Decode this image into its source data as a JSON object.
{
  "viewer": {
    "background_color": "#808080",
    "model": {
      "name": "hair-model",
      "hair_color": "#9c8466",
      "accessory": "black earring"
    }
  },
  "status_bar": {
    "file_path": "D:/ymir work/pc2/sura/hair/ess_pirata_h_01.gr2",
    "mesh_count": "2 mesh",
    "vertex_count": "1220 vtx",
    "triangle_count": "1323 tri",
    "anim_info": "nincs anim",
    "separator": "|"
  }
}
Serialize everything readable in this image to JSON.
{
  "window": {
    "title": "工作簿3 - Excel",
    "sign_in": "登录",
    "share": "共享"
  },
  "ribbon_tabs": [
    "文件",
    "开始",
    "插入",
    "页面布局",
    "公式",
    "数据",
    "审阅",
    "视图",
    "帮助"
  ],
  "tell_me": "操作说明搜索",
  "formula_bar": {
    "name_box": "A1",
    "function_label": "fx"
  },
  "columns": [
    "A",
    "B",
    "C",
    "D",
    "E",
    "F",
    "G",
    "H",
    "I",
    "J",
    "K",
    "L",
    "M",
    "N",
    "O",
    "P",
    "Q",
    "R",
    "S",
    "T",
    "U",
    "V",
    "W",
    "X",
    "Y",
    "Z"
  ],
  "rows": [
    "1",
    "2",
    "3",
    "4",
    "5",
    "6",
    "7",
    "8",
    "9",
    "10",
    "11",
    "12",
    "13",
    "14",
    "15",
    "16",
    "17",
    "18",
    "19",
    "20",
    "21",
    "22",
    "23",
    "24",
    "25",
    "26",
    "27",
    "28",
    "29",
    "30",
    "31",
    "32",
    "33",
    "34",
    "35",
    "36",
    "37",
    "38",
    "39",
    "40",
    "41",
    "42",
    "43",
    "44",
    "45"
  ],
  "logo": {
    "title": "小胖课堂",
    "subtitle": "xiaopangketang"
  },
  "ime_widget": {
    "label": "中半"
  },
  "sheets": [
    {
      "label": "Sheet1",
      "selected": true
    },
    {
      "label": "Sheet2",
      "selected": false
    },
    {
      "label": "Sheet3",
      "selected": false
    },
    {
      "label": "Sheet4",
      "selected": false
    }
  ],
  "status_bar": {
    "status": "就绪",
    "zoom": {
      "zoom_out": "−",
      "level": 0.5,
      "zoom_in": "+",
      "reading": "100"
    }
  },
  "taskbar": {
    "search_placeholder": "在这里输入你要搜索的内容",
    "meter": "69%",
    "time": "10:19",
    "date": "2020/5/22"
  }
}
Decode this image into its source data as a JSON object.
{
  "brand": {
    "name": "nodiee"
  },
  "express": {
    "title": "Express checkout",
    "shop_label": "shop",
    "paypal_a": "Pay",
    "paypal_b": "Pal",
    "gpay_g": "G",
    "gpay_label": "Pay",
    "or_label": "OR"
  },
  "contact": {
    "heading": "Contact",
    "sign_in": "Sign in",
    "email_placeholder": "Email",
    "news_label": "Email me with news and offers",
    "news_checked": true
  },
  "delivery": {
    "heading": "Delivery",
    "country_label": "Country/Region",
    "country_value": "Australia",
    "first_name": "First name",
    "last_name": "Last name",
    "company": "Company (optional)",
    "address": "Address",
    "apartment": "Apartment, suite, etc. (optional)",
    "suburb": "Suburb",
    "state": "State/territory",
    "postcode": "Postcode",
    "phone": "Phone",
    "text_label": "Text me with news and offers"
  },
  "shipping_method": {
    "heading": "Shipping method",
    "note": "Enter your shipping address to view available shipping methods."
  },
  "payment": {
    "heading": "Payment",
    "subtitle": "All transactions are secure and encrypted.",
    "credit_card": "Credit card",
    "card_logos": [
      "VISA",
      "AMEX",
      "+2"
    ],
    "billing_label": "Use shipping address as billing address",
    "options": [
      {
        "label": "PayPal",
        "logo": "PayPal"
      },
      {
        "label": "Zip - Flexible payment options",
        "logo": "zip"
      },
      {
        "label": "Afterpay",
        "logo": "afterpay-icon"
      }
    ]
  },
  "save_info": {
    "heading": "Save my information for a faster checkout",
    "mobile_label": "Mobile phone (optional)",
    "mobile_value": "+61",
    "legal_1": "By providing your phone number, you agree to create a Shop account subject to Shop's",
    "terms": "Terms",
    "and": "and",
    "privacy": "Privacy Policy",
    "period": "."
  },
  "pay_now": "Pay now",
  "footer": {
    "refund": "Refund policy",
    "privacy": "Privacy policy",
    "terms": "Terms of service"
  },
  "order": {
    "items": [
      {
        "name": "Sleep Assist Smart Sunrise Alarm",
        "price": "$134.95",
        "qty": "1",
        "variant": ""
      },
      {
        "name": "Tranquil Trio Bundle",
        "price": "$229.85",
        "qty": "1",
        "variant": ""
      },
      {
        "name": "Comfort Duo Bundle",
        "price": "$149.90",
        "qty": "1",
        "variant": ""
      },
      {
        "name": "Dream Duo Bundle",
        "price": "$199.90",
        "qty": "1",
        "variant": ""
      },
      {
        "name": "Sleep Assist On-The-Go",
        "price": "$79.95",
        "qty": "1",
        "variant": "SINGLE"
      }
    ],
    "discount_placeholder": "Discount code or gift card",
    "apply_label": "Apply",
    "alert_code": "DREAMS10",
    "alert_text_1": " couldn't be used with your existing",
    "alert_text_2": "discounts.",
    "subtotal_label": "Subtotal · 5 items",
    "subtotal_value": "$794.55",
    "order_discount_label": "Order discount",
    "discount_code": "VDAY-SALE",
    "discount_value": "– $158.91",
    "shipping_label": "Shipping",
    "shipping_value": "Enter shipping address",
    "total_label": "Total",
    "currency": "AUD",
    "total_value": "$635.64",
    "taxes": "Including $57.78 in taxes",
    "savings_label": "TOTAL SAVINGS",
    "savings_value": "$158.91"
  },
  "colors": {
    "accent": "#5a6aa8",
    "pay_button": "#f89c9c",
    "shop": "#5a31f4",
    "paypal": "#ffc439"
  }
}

....

*Required work*
Return each line of the data exactly as written above.

*Solved exercise*
Decode this image into its source data as a JSON object.
{
  "viewer": {
    "background_color": "#808080",
    "model": {
      "name": "hair-model",
      "hair_color": "#9c8466",
      "accessory": "black earring"
    }
  },
  "status_bar": {
    "file_path": "D:/ymir work/pc2/sura/hair/ess_pirata_h_01.gr2",
    "mesh_count": "2 mesh",
    "vertex_count": "1220 vtx",
    "triangle_count": "1323 tri",
    "anim_info": "nincs anim",
    "separator": "|"
  }
}
Serialize everything readable in this image to JSON.
{
  "window": {
    "title": "工作簿3 - Excel",
    "sign_in": "登录",
    "share": "共享"
  },
  "ribbon_tabs": [
    "文件",
    "开始",
    "插入",
    "页面布局",
    "公式",
    "数据",
    "审阅",
    "视图",
    "帮助"
  ],
  "tell_me": "操作说明搜索",
  "formula_bar": {
    "name_box": "A1",
    "function_label": "fx"
  },
  "columns": [
    "A",
    "B",
    "C",
    "D",
    "E",
    "F",
    "G",
    "H",
    "I",
    "J",
    "K",
    "L",
    "M",
    "N",
    "O",
    "P",
    "Q",
    "R",
    "S",
    "T",
    "U",
    "V",
    "W",
    "X",
    "Y",
    "Z"
  ],
  "rows": [
    "1",
    "2",
    "3",
    "4",
    "5",
    "6",
    "7",
    "8",
    "9",
    "10",
    "11",
    "12",
    "13",
    "14",
    "15",
    "16",
    "17",
    "18",
    "19",
    "20",
    "21",
    "22",
    "23",
    "24",
    "25",
    "26",
    "27",
    "28",
    "29",
    "30",
    "31",
    "32",
    "33",
    "34",
    "35",
    "36",
    "37",
    "38",
    "39",
    "40",
    "41",
    "42",
    "43",
    "44",
    "45"
  ],
  "logo": {
    "title": "小胖课堂",
    "subtitle": "xiaopangketang"
  },
  "ime_widget": {
    "label": "中半"
  },
  "sheets": [
    {
      "label": "Sheet1",
      "selected": true
    },
    {
      "label": "Sheet2",
      "selected": false
    },
    {
      "label": "Sheet3",
      "selected": false
    },
    {
      "label": "Sheet4",
      "selected": false
    }
  ],
  "status_bar": {
    "status": "就绪",
    "zoom": {
      "zoom_out": "−",
      "level": 0.5,
      "zoom_in": "+",
      "reading": "100"
    }
  },
  "taskbar": {
    "search_placeholder": "在这里输入你要搜索的内容",
    "meter": "69%",
    "time": "10:19",
    "date": "2020/5/22"
  }
}
Decode this image into its source data as a JSON object.
{
  "brand": {
    "name": "nodiee"
  },
  "express": {
    "title": "Express checkout",
    "shop_label": "shop",
    "paypal_a": "Pay",
    "paypal_b": "Pal",
    "gpay_g": "G",
    "gpay_label": "Pay",
    "or_label": "OR"
  },
  "contact": {
    "heading": "Contact",
    "sign_in": "Sign in",
    "email_placeholder": "Email",
    "news_label": "Email me with news and offers",
    "news_checked": true
  },
  "delivery": {
    "heading": "Delivery",
    "country_label": "Country/Region",
    "country_value": "Australia",
    "first_name": "First name",
    "last_name": "Last name",
    "company": "Company (optional)",
    "address": "Address",
    "apartment": "Apartment, suite, etc. (optional)",
    "suburb": "Suburb",
    "state": "State/territory",
    "postcode": "Postcode",
    "phone": "Phone",
    "text_label": "Text me with news and offers"
  },
  "shipping_method": {
    "heading": "Shipping method",
    "note": "Enter your shipping address to view available shipping methods."
  },
  "payment": {
    "heading": "Payment",
    "subtitle": "All transactions are secure and encrypted.",
    "credit_card": "Credit card",
    "card_logos": [
      "VISA",
      "AMEX",
      "+2"
    ],
    "billing_label": "Use shipping address as billing address",
    "options": [
      {
        "label": "PayPal",
        "logo": "PayPal"
      },
      {
        "label": "Zip - Flexible payment options",
        "logo": "zip"
      },
      {
        "label": "Afterpay",
        "logo": "afterpay-icon"
      }
    ]
  },
  "save_info": {
    "heading": "Save my information for a faster checkout",
    "mobile_label": "Mobile phone (optional)",
    "mobile_value": "+61",
    "legal_1": "By providing your phone number, you agree to create a Shop account subject to Shop's",
    "terms": "Terms",
    "and": "and",
    "privacy": "Privacy Policy",
    "period": "."
  },
  "pay_now": "Pay now",
  "footer": {
    "refund": "Refund policy",
    "privacy": "Privacy policy",
    "terms": "Terms of service"
  },
  "order": {
    "items": [
      {
        "name": "Sleep Assist Smart Sunrise Alarm",
        "price": "$134.95",
        "qty": "1",
        "variant": ""
      },
      {
        "name": "Tranquil Trio Bundle",
        "price": "$229.85",
        "qty": "1",
        "variant": ""
      },
      {
        "name": "Comfort Duo Bundle",
        "price": "$149.90",
        "qty": "1",
        "variant": ""
      },
      {
        "name": "Dream Duo Bundle",
        "price": "$199.90",
        "qty": "1",
        "variant": ""
      },
      {
        "name": "Sleep Assist On-The-Go",
        "price": "$79.95",
        "qty": "1",
        "variant": "SINGLE"
      }
    ],
    "discount_placeholder": "Discount code or gift card",
    "apply_label": "Apply",
    "alert_code": "DREAMS10",
    "alert_text_1": " couldn't be used with your existing",
    "alert_text_2": "discounts.",
    "subtotal_label": "Subtotal · 5 items",
    "subtotal_value": "$794.55",
    "order_discount_label": "Order discount",
    "discount_code": "VDAY-SALE",
    "discount_value": "– $158.91",
    "shipping_label": "Shipping",
    "shipping_value": "Enter shipping address",
    "total_label": "Total",
    "currency": "AUD",
    "total_value": "$635.64",
    "taxes": "Including $57.78 in taxes",
    "savings_label": "TOTAL SAVINGS",
    "savings_value": "$158.91"
  },
  "colors": {
    "accent": "#5a6aa8",
    "pay_button": "#f89c9c",
    "shop": "#5a31f4",
    "paypal": "#ffc439"
  }
}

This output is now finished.